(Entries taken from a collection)
--- --- ---

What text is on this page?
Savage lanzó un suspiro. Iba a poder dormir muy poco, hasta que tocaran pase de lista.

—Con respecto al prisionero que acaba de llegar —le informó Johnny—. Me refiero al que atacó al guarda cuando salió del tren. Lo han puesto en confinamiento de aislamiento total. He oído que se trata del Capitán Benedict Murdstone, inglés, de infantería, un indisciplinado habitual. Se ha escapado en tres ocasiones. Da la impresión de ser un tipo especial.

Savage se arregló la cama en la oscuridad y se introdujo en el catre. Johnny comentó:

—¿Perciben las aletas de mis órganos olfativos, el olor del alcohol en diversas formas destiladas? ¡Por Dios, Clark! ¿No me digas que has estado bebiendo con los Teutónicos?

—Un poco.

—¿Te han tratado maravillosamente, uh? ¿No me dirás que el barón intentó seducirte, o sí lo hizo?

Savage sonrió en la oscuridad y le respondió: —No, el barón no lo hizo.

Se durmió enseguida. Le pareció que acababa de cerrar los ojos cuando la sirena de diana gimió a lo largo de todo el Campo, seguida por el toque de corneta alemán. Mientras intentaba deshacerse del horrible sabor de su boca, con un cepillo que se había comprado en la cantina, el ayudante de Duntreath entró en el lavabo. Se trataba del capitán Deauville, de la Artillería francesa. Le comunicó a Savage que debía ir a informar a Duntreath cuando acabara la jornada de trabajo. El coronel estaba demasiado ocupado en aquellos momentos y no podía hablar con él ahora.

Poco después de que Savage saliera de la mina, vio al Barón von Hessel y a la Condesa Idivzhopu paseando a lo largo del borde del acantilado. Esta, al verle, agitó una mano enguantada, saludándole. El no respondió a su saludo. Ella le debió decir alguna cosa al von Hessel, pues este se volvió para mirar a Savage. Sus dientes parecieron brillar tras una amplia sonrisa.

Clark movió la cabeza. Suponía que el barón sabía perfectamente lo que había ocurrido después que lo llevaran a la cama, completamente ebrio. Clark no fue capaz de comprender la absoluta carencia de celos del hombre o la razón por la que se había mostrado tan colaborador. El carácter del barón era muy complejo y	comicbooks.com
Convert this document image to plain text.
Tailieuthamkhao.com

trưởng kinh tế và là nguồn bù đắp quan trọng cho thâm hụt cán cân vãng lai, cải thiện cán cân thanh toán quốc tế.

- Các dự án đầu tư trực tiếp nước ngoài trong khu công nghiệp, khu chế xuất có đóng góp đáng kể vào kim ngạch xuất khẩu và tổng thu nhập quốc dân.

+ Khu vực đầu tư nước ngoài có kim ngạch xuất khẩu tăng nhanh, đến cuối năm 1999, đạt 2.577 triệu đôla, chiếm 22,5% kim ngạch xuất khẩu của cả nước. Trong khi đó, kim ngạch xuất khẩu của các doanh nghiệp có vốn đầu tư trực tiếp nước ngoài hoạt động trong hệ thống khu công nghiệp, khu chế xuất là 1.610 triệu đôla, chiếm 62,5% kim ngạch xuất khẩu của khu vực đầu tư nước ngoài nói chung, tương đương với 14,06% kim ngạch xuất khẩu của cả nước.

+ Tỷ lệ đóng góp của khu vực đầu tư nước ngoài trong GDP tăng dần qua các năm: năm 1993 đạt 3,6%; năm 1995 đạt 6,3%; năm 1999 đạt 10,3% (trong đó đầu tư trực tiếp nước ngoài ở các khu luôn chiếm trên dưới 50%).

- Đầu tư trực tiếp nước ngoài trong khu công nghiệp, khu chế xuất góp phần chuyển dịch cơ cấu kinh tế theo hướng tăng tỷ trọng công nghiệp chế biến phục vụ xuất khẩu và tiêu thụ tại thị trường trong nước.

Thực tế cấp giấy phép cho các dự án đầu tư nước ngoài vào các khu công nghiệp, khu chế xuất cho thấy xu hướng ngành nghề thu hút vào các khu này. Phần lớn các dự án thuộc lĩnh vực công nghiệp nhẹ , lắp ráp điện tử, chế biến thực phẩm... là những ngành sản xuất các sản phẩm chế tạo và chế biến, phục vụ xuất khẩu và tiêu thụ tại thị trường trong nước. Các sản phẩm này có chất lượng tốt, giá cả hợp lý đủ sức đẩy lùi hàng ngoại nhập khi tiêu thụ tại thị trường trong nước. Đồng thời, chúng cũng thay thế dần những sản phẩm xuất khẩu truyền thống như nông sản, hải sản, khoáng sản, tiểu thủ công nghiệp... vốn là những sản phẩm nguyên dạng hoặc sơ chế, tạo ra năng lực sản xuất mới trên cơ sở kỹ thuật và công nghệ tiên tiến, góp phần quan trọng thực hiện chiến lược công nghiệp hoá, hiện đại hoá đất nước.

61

--- --- ---

§ **Work to be completed**:
The records above should be repeated in full, exactly as given.

§ **Final result**:
What text is on this page?
Savage lanzó un suspiro. Iba a poder dormir muy poco, hasta que tocaran pase de lista.

—Con respecto al prisionero que acaba de llegar —le informó Johnny—. Me refiero al que atacó al guarda cuando salió del tren. Lo han puesto en confinamiento de aislamiento total. He oído que se trata del Capitán Benedict Murdstone, inglés, de infantería, un indisciplinado habitual. Se ha escapado en tres ocasiones. Da la impresión de ser un tipo especial.

Savage se arregló la cama en la oscuridad y se introdujo en el catre. Johnny comentó:

—¿Perciben las aletas de mis órganos olfativos, el olor del alcohol en diversas formas destiladas? ¡Por Dios, Clark! ¿No me digas que has estado bebiendo con los Teutónicos?

—Un poco.

—¿Te han tratado maravillosamente, uh? ¿No me dirás que el barón intentó seducirte, o sí lo hizo?

Savage sonrió en la oscuridad y le respondió: —No, el barón no lo hizo.

Se durmió enseguida. Le pareció que acababa de cerrar los ojos cuando la sirena de diana gimió a lo largo de todo el Campo, seguida por el toque de corneta alemán. Mientras intentaba deshacerse del horrible sabor de su boca, con un cepillo que se había comprado en la cantina, el ayudante de Duntreath entró en el lavabo. Se trataba del capitán Deauville, de la Artillería francesa. Le comunicó a Savage que debía ir a informar a Duntreath cuando acabara la jornada de trabajo. El coronel estaba demasiado ocupado en aquellos momentos y no podía hablar con él ahora.

Poco después de que Savage saliera de la mina, vio al Barón von Hessel y a la Condesa Idivzhopu paseando a lo largo del borde del acantilado. Esta, al verle, agitó una mano enguantada, saludándole. El no respondió a su saludo. Ella le debió decir alguna cosa al von Hessel, pues este se volvió para mirar a Savage. Sus dientes parecieron brillar tras una amplia sonrisa.

Clark movió la cabeza. Suponía que el barón sabía perfectamente lo que había ocurrido después que lo llevaran a la cama, completamente ebrio. Clark no fue capaz de comprender la absoluta carencia de celos del hombre o la razón por la que se había mostrado tan colaborador. El carácter del barón era muy complejo y	comicbooks.com
Convert this document image to plain text.
Tailieuthamkhao.com

trưởng kinh tế và là nguồn bù đắp quan trọng cho thâm hụt cán cân vãng lai, cải thiện cán cân thanh toán quốc tế.

- Các dự án đầu tư trực tiếp nước ngoài trong khu công nghiệp, khu chế xuất có đóng góp đáng kể vào kim ngạch xuất khẩu và tổng thu nhập quốc dân.

+ Khu vực đầu tư nước ngoài có kim ngạch xuất khẩu tăng nhanh, đến cuối năm 1999, đạt 2.577 triệu đôla, chiếm 22,5% kim ngạch xuất khẩu của cả nước. Trong khi đó, kim ngạch xuất khẩu của các doanh nghiệp có vốn đầu tư trực tiếp nước ngoài hoạt động trong hệ thống khu công nghiệp, khu chế xuất là 1.610 triệu đôla, chiếm 62,5% kim ngạch xuất khẩu của khu vực đầu tư nước ngoài nói chung, tương đương với 14,06% kim ngạch xuất khẩu của cả nước.

+ Tỷ lệ đóng góp của khu vực đầu tư nước ngoài trong GDP tăng dần qua các năm: năm 1993 đạt 3,6%; năm 1995 đạt 6,3%; năm 1999 đạt 10,3% (trong đó đầu tư trực tiếp nước ngoài ở các khu luôn chiếm trên dưới 50%).

- Đầu tư trực tiếp nước ngoài trong khu công nghiệp, khu chế xuất góp phần chuyển dịch cơ cấu kinh tế theo hướng tăng tỷ trọng công nghiệp chế biến phục vụ xuất khẩu và tiêu thụ tại thị trường trong nước.

Thực tế cấp giấy phép cho các dự án đầu tư nước ngoài vào các khu công nghiệp, khu chế xuất cho thấy xu hướng ngành nghề thu hút vào các khu này. Phần lớn các dự án thuộc lĩnh vực công nghiệp nhẹ , lắp ráp điện tử, chế biến thực phẩm... là những ngành sản xuất các sản phẩm chế tạo và chế biến, phục vụ xuất khẩu và tiêu thụ tại thị trường trong nước. Các sản phẩm này có chất lượng tốt, giá cả hợp lý đủ sức đẩy lùi hàng ngoại nhập khi tiêu thụ tại thị trường trong nước. Đồng thời, chúng cũng thay thế dần những sản phẩm xuất khẩu truyền thống như nông sản, hải sản, khoáng sản, tiểu thủ công nghiệp... vốn là những sản phẩm nguyên dạng hoặc sơ chế, tạo ra năng lực sản xuất mới trên cơ sở kỹ thuật và công nghệ tiên tiến, góp phần quan trọng thực hiện chiến lược công nghiệp hoá, hiện đại hoá đất nước.

61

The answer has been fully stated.